Dataset items
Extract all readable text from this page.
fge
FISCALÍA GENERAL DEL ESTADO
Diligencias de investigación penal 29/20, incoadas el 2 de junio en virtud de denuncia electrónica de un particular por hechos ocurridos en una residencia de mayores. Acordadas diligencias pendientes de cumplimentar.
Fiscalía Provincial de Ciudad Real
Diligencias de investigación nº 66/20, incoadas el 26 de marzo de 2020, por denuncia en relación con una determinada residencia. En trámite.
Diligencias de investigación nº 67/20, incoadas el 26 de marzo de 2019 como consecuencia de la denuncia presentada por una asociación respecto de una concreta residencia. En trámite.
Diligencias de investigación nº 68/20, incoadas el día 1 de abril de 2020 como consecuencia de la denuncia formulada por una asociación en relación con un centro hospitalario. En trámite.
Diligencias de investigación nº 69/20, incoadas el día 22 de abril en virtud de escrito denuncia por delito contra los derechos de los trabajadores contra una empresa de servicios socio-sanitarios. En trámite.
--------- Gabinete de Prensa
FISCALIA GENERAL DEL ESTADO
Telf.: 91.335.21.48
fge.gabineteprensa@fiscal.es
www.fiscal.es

Requirements -
Extract every line from the records above that contains the word "GENERAL".

In response -
FISCALÍA GENERAL DEL ESTADO
FISCALIA GENERAL DEL ESTADO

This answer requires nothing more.